- Written exercise
Look for the string "screenshot" and copy every line that has it.

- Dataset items
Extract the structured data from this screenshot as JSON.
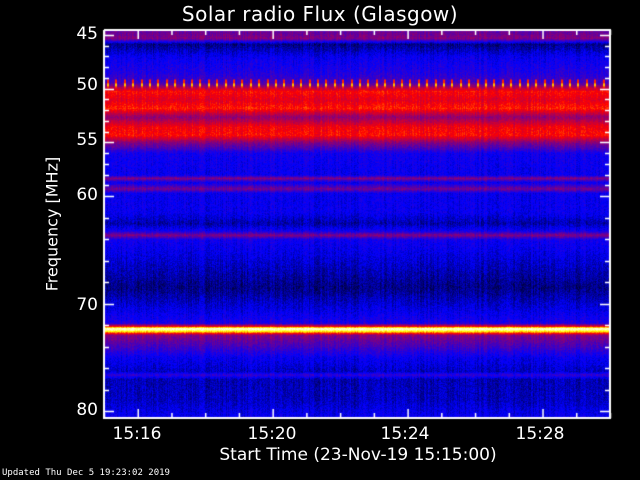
{
  "chart_data": {
    "type": "heatmap",
    "title": "Solar radio Flux (Glasgow)",
    "xlabel": "Start Time (23-Nov-19 15:15:00)",
    "ylabel": "Frequency [MHz]",
    "x_ticks": [
      "15:16",
      "15:20",
      "15:24",
      "15:28"
    ],
    "x_range": [
      "15:15",
      "15:30"
    ],
    "y_ticks": [
      "45",
      "50",
      "55",
      "60",
      "70",
      "80"
    ],
    "y_range": [
      44.5,
      80.5
    ],
    "y_reversed": true,
    "colormap": [
      "#000000",
      "#0000ff",
      "#800080",
      "#ff0000",
      "#ffff00",
      "#ffffff"
    ],
    "band_profile": [
      {
        "mhz": 44.5,
        "intensity": 0.35
      },
      {
        "mhz": 45.3,
        "intensity": 0.4
      },
      {
        "mhz": 45.8,
        "intensity": 0.1
      },
      {
        "mhz": 47.0,
        "intensity": 0.2
      },
      {
        "mhz": 48.5,
        "intensity": 0.25
      },
      {
        "mhz": 49.4,
        "intensity": 0.3
      },
      {
        "mhz": 50.2,
        "intensity": 0.6
      },
      {
        "mhz": 51.0,
        "intensity": 0.55
      },
      {
        "mhz": 51.8,
        "intensity": 0.62
      },
      {
        "mhz": 52.6,
        "intensity": 0.42
      },
      {
        "mhz": 53.5,
        "intensity": 0.58
      },
      {
        "mhz": 54.3,
        "intensity": 0.6
      },
      {
        "mhz": 55.0,
        "intensity": 0.4
      },
      {
        "mhz": 56.0,
        "intensity": 0.22
      },
      {
        "mhz": 58.0,
        "intensity": 0.2
      },
      {
        "mhz": 58.3,
        "intensity": 0.4
      },
      {
        "mhz": 58.7,
        "intensity": 0.2
      },
      {
        "mhz": 59.3,
        "intensity": 0.38
      },
      {
        "mhz": 59.7,
        "intensity": 0.2
      },
      {
        "mhz": 61.5,
        "intensity": 0.2
      },
      {
        "mhz": 62.5,
        "intensity": 0.13
      },
      {
        "mhz": 63.2,
        "intensity": 0.22
      },
      {
        "mhz": 63.6,
        "intensity": 0.4
      },
      {
        "mhz": 64.0,
        "intensity": 0.22
      },
      {
        "mhz": 66.5,
        "intensity": 0.15
      },
      {
        "mhz": 68.5,
        "intensity": 0.1
      },
      {
        "mhz": 70.5,
        "intensity": 0.18
      },
      {
        "mhz": 71.8,
        "intensity": 0.24
      },
      {
        "mhz": 72.1,
        "intensity": 0.6
      },
      {
        "mhz": 72.3,
        "intensity": 1.0
      },
      {
        "mhz": 72.6,
        "intensity": 0.75
      },
      {
        "mhz": 72.9,
        "intensity": 0.4
      },
      {
        "mhz": 74.0,
        "intensity": 0.3
      },
      {
        "mhz": 75.0,
        "intensity": 0.2
      },
      {
        "mhz": 76.3,
        "intensity": 0.15
      },
      {
        "mhz": 76.6,
        "intensity": 0.28
      },
      {
        "mhz": 77.0,
        "intensity": 0.14
      },
      {
        "mhz": 79.0,
        "intensity": 0.15
      },
      {
        "mhz": 80.5,
        "intensity": 0.2
      }
    ],
    "periodic_spikes_mhz": 49.6,
    "grid": false
  },
  "footer": {
    "updated": "Updated Thu Dec  5 19:23:02 2019"
  }
}
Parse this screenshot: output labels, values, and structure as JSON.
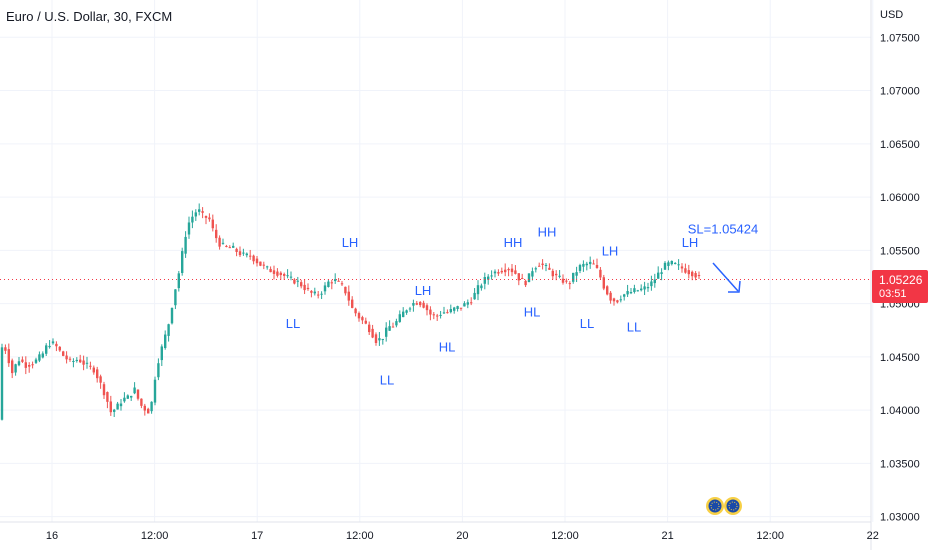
{
  "header": {
    "title": "Euro / U.S. Dollar, 30, FXCM",
    "axis_unit": "USD"
  },
  "price_tag": {
    "price": "1.05226",
    "countdown": "03:51"
  },
  "colors": {
    "up": "#26a69a",
    "down": "#ef5350",
    "annotation": "#2962ff",
    "last_price": "#f23645",
    "grid": "#f0f3fa"
  },
  "chart_data": {
    "type": "candlestick",
    "symbol": "EURUSD",
    "timeframe": "30",
    "source": "FXCM",
    "ylim": [
      1.0295,
      1.0785
    ],
    "yticks": [
      "1.03000",
      "1.03500",
      "1.04000",
      "1.04500",
      "1.05000",
      "1.05500",
      "1.06000",
      "1.06500",
      "1.07000",
      "1.07500"
    ],
    "xticks": [
      "16",
      "12:00",
      "17",
      "12:00",
      "20",
      "12:00",
      "21",
      "12:00",
      "22"
    ],
    "last_price": 1.05226,
    "path": [
      [
        0,
        1.0385
      ],
      [
        4,
        1.0465
      ],
      [
        8,
        1.0455
      ],
      [
        14,
        1.0435
      ],
      [
        20,
        1.0448
      ],
      [
        28,
        1.0442
      ],
      [
        36,
        1.0445
      ],
      [
        44,
        1.0452
      ],
      [
        50,
        1.0463
      ],
      [
        56,
        1.0462
      ],
      [
        64,
        1.0452
      ],
      [
        72,
        1.0445
      ],
      [
        80,
        1.0448
      ],
      [
        88,
        1.0442
      ],
      [
        96,
        1.0438
      ],
      [
        102,
        1.0425
      ],
      [
        108,
        1.0412
      ],
      [
        112,
        1.0398
      ],
      [
        118,
        1.0402
      ],
      [
        124,
        1.041
      ],
      [
        130,
        1.0412
      ],
      [
        136,
        1.042
      ],
      [
        142,
        1.0405
      ],
      [
        148,
        1.04
      ],
      [
        152,
        1.0398
      ],
      [
        158,
        1.044
      ],
      [
        164,
        1.046
      ],
      [
        170,
        1.048
      ],
      [
        176,
        1.051
      ],
      [
        182,
        1.0535
      ],
      [
        186,
        1.056
      ],
      [
        190,
        1.0575
      ],
      [
        196,
        1.0585
      ],
      [
        200,
        1.0588
      ],
      [
        206,
        1.058
      ],
      [
        210,
        1.0582
      ],
      [
        216,
        1.0565
      ],
      [
        222,
        1.0555
      ],
      [
        228,
        1.0553
      ],
      [
        234,
        1.0552
      ],
      [
        240,
        1.0548
      ],
      [
        246,
        1.0545
      ],
      [
        252,
        1.0545
      ],
      [
        258,
        1.054
      ],
      [
        264,
        1.0535
      ],
      [
        270,
        1.0532
      ],
      [
        276,
        1.053
      ],
      [
        282,
        1.0528
      ],
      [
        288,
        1.0525
      ],
      [
        294,
        1.0522
      ],
      [
        300,
        1.052
      ],
      [
        306,
        1.0515
      ],
      [
        312,
        1.051
      ],
      [
        318,
        1.0508
      ],
      [
        324,
        1.0512
      ],
      [
        330,
        1.052
      ],
      [
        336,
        1.0522
      ],
      [
        342,
        1.0518
      ],
      [
        348,
        1.051
      ],
      [
        354,
        1.0495
      ],
      [
        360,
        1.0488
      ],
      [
        366,
        1.0482
      ],
      [
        372,
        1.0475
      ],
      [
        378,
        1.0465
      ],
      [
        384,
        1.0468
      ],
      [
        390,
        1.0478
      ],
      [
        396,
        1.048
      ],
      [
        402,
        1.0488
      ],
      [
        408,
        1.0495
      ],
      [
        414,
        1.05
      ],
      [
        420,
        1.0502
      ],
      [
        426,
        1.0498
      ],
      [
        432,
        1.049
      ],
      [
        438,
        1.0488
      ],
      [
        444,
        1.0492
      ],
      [
        450,
        1.0492
      ],
      [
        456,
        1.0495
      ],
      [
        462,
        1.0497
      ],
      [
        468,
        1.05
      ],
      [
        474,
        1.0505
      ],
      [
        480,
        1.0515
      ],
      [
        486,
        1.0522
      ],
      [
        492,
        1.0528
      ],
      [
        498,
        1.053
      ],
      [
        504,
        1.0532
      ],
      [
        510,
        1.0533
      ],
      [
        516,
        1.053
      ],
      [
        522,
        1.0522
      ],
      [
        528,
        1.052
      ],
      [
        534,
        1.0532
      ],
      [
        540,
        1.0538
      ],
      [
        546,
        1.0535
      ],
      [
        552,
        1.053
      ],
      [
        558,
        1.0525
      ],
      [
        564,
        1.0522
      ],
      [
        570,
        1.0518
      ],
      [
        576,
        1.0528
      ],
      [
        582,
        1.0535
      ],
      [
        588,
        1.0537
      ],
      [
        594,
        1.0538
      ],
      [
        600,
        1.053
      ],
      [
        606,
        1.0515
      ],
      [
        612,
        1.0505
      ],
      [
        618,
        1.0502
      ],
      [
        624,
        1.0508
      ],
      [
        630,
        1.051
      ],
      [
        636,
        1.0512
      ],
      [
        642,
        1.0513
      ],
      [
        648,
        1.0515
      ],
      [
        654,
        1.052
      ],
      [
        660,
        1.0528
      ],
      [
        666,
        1.0535
      ],
      [
        672,
        1.0538
      ],
      [
        678,
        1.0536
      ],
      [
        684,
        1.0533
      ],
      [
        690,
        1.053
      ],
      [
        696,
        1.0528
      ],
      [
        702,
        1.05226
      ]
    ],
    "annotations": [
      {
        "text": "LH",
        "x": 350,
        "y": 1.0553
      },
      {
        "text": "LL",
        "x": 293,
        "y": 1.0477
      },
      {
        "text": "LL",
        "x": 387,
        "y": 1.0424
      },
      {
        "text": "LH",
        "x": 423,
        "y": 1.0508
      },
      {
        "text": "HL",
        "x": 447,
        "y": 1.0455
      },
      {
        "text": "HH",
        "x": 513,
        "y": 1.0553
      },
      {
        "text": "HH",
        "x": 547,
        "y": 1.0563
      },
      {
        "text": "HL",
        "x": 532,
        "y": 1.0488
      },
      {
        "text": "LL",
        "x": 587,
        "y": 1.0477
      },
      {
        "text": "LH",
        "x": 610,
        "y": 1.0545
      },
      {
        "text": "LL",
        "x": 634,
        "y": 1.0474
      },
      {
        "text": "LH",
        "x": 690,
        "y": 1.0553
      },
      {
        "text": "SL=1.05424",
        "x": 723,
        "y": 1.0566
      }
    ]
  }
}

- The answer
Extract the structured data from this screenshot as JSON.
Parse this screenshot: output labels, values, and structure as JSON.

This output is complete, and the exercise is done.